-- Start Provided entries --
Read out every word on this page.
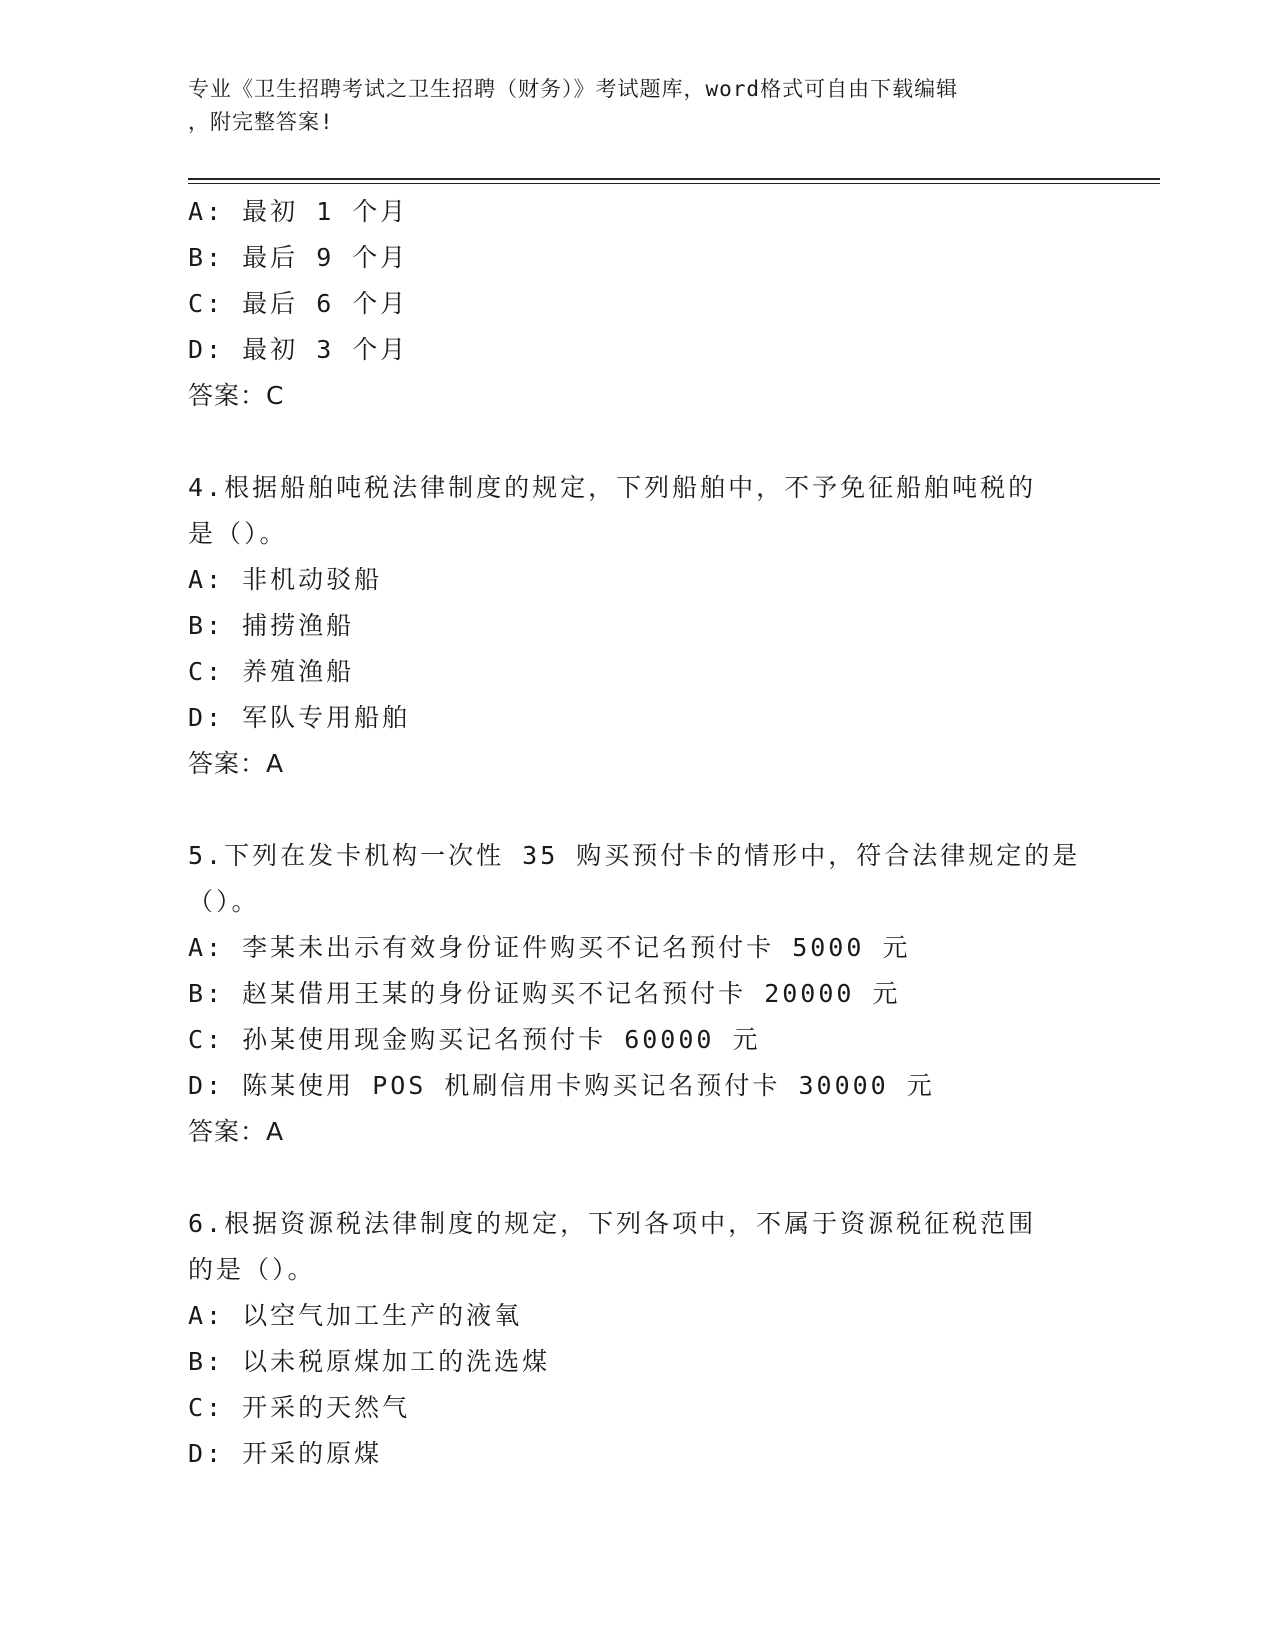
专业《卫生招聘考试之卫生招聘（财务）》考试题库，word格式可自由下载编辑
，附完整答案!
A: 最初 1 个月
B: 最后 9 个月
C: 最后 6 个月
D: 最初 3 个月
答案：C
4.根据船舶吨税法律制度的规定，下列船舶中，不予免征船舶吨税的
是（）。
A: 非机动驳船
B: 捕捞渔船
C: 养殖渔船
D: 军队专用船舶
答案：A
5.下列在发卡机构一次性 35 购买预付卡的情形中，符合法律规定的是
（）。
A: 李某未出示有效身份证件购买不记名预付卡 5000 元
B: 赵某借用王某的身份证购买不记名预付卡 20000 元
C: 孙某使用现金购买记名预付卡 60000 元
D: 陈某使用 POS 机刷信用卡购买记名预付卡 30000 元
答案：A
6.根据资源税法律制度的规定，下列各项中，不属于资源税征税范围
的是（）。
A: 以空气加工生产的液氧
B: 以未税原煤加工的洗选煤
C: 开采的天然气
D: 开采的原煤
-- End Provided entries --
Written problem - All of the data needs repeating exactly, but the pictures do not.

Worked answer -
Read out every word on this page.
专业《卫生招聘考试之卫生招聘（财务）》考试题库，word格式可自由下载编辑
，附完整答案!
A: 最初 1 个月
B: 最后 9 个月
C: 最后 6 个月
D: 最初 3 个月
答案：C
4.根据船舶吨税法律制度的规定，下列船舶中，不予免征船舶吨税的
是（）。
A: 非机动驳船
B: 捕捞渔船
C: 养殖渔船
D: 军队专用船舶
答案：A
5.下列在发卡机构一次性 35 购买预付卡的情形中，符合法律规定的是
（）。
A: 李某未出示有效身份证件购买不记名预付卡 5000 元
B: 赵某借用王某的身份证购买不记名预付卡 20000 元
C: 孙某使用现金购买记名预付卡 60000 元
D: 陈某使用 POS 机刷信用卡购买记名预付卡 30000 元
答案：A
6.根据资源税法律制度的规定，下列各项中，不属于资源税征税范围
的是（）。
A: 以空气加工生产的液氧
B: 以未税原煤加工的洗选煤
C: 开采的天然气
D: 开采的原煤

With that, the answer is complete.